### Data supplied
......
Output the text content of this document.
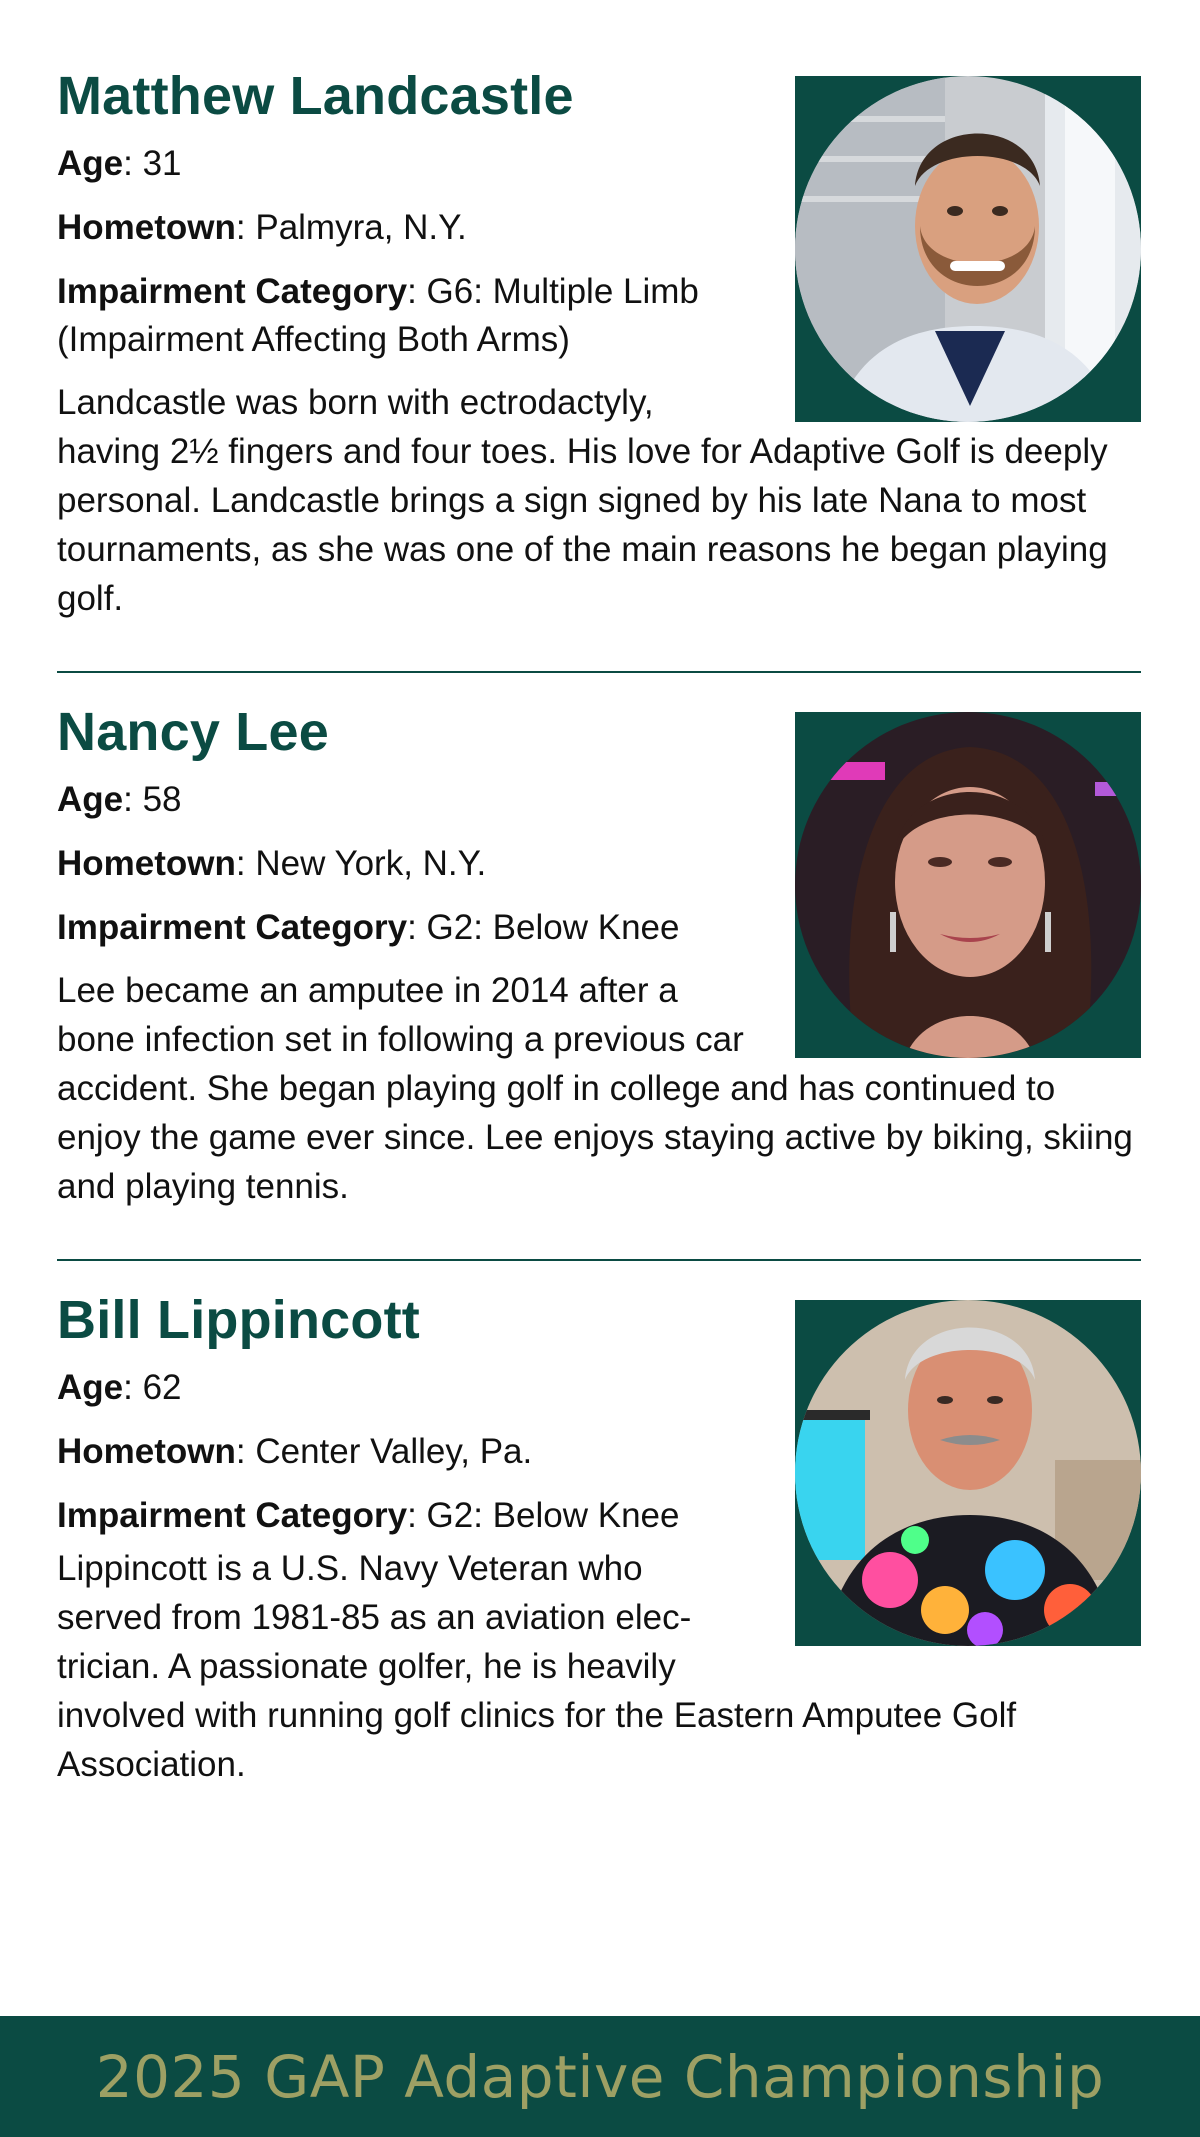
Matthew Landcastle

Age: 31

Hometown: Palmyra, N.Y.

Impairment Category: G6: Multiple Limb
(Impairment Affecting Both Arms)

Landcastle was born with ectrodactyly, having 2½ fingers and four toes. His love for Adaptive Golf is deeply personal. Landcastle brings a sign signed by his late Nana to most tournaments, as she was one of the main reasons he began playing golf.

Nancy Lee

Age: 58

Hometown: New York, N.Y.

Impairment Category: G2: Below Knee

Lee became an amputee in 2014 after a bone infection set in following a previous car accident. She began playing golf in college and has continued to enjoy the game ever since. Lee enjoys staying active by biking, skiing and playing tennis.

Bill Lippincott

Age: 62

Hometown: Center Valley, Pa.

Impairment Category: G2: Below Knee

Lippincott is a U.S. Navy Veteran who served from 1981-85 as an aviation electrician. A passionate golfer, he is heavily involved with running golf clinics for the Eastern Amputee Golf Association.

2025 GAP Adaptive Championship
......
### Job
Pictures appear in the records above. Output everything except them, exactly.

### Response below
Output the text content of this document.
Matthew Landcastle

Age: 31

Hometown: Palmyra, N.Y.

Impairment Category: G6: Multiple Limb
(Impairment Affecting Both Arms)

Landcastle was born with ectrodactyly, having 2½ fingers and four toes. His love for Adaptive Golf is deeply personal. Landcastle brings a sign signed by his late Nana to most tournaments, as she was one of the main reasons he began playing golf.

Nancy Lee

Age: 58

Hometown: New York, N.Y.

Impairment Category: G2: Below Knee

Lee became an amputee in 2014 after a bone infection set in following a previous car accident. She began playing golf in college and has continued to enjoy the game ever since. Lee enjoys staying active by biking, skiing and playing tennis.

Bill Lippincott

Age: 62

Hometown: Center Valley, Pa.

Impairment Category: G2: Below Knee

Lippincott is a U.S. Navy Veteran who served from 1981-85 as an aviation electrician. A passionate golfer, he is heavily involved with running golf clinics for the Eastern Amputee Golf Association.

2025 GAP Adaptive Championship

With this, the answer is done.